> _Entries provided_

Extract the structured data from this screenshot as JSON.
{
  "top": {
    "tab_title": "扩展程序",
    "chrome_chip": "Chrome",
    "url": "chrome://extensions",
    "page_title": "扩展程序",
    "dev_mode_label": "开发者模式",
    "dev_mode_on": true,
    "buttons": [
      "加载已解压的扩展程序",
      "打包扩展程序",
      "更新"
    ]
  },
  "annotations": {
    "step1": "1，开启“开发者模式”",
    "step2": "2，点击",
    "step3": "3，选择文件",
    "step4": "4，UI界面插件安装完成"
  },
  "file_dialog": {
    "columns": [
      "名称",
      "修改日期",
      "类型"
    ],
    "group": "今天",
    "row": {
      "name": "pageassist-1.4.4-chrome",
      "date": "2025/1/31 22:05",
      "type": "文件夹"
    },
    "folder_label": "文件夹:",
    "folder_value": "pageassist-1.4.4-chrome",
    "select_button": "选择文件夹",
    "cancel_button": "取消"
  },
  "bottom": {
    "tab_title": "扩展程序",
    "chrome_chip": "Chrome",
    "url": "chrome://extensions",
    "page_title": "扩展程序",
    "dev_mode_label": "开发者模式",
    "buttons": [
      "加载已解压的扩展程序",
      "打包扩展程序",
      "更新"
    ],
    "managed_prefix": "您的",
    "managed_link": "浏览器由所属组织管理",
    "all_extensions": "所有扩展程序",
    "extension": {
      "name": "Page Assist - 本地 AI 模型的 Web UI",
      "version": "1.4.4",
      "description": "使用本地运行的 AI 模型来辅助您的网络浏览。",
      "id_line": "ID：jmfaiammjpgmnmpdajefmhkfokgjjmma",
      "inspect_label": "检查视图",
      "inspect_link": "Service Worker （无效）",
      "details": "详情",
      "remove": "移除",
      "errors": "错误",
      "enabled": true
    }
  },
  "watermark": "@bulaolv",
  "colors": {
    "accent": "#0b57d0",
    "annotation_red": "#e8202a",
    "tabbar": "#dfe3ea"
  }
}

> _Exercise_
Write out every line exactly as it stands.

> _Answer for the task_
Extract the structured data from this screenshot as JSON.
{
  "top": {
    "tab_title": "扩展程序",
    "chrome_chip": "Chrome",
    "url": "chrome://extensions",
    "page_title": "扩展程序",
    "dev_mode_label": "开发者模式",
    "dev_mode_on": true,
    "buttons": [
      "加载已解压的扩展程序",
      "打包扩展程序",
      "更新"
    ]
  },
  "annotations": {
    "step1": "1，开启“开发者模式”",
    "step2": "2，点击",
    "step3": "3，选择文件",
    "step4": "4，UI界面插件安装完成"
  },
  "file_dialog": {
    "columns": [
      "名称",
      "修改日期",
      "类型"
    ],
    "group": "今天",
    "row": {
      "name": "pageassist-1.4.4-chrome",
      "date": "2025/1/31 22:05",
      "type": "文件夹"
    },
    "folder_label": "文件夹:",
    "folder_value": "pageassist-1.4.4-chrome",
    "select_button": "选择文件夹",
    "cancel_button": "取消"
  },
  "bottom": {
    "tab_title": "扩展程序",
    "chrome_chip": "Chrome",
    "url": "chrome://extensions",
    "page_title": "扩展程序",
    "dev_mode_label": "开发者模式",
    "buttons": [
      "加载已解压的扩展程序",
      "打包扩展程序",
      "更新"
    ],
    "managed_prefix": "您的",
    "managed_link": "浏览器由所属组织管理",
    "all_extensions": "所有扩展程序",
    "extension": {
      "name": "Page Assist - 本地 AI 模型的 Web UI",
      "version": "1.4.4",
      "description": "使用本地运行的 AI 模型来辅助您的网络浏览。",
      "id_line": "ID：jmfaiammjpgmnmpdajefmhkfokgjjmma",
      "inspect_label": "检查视图",
      "inspect_link": "Service Worker （无效）",
      "details": "详情",
      "remove": "移除",
      "errors": "错误",
      "enabled": true
    }
  },
  "watermark": "@bulaolv",
  "colors": {
    "accent": "#0b57d0",
    "annotation_red": "#e8202a",
    "tabbar": "#dfe3ea"
  }
}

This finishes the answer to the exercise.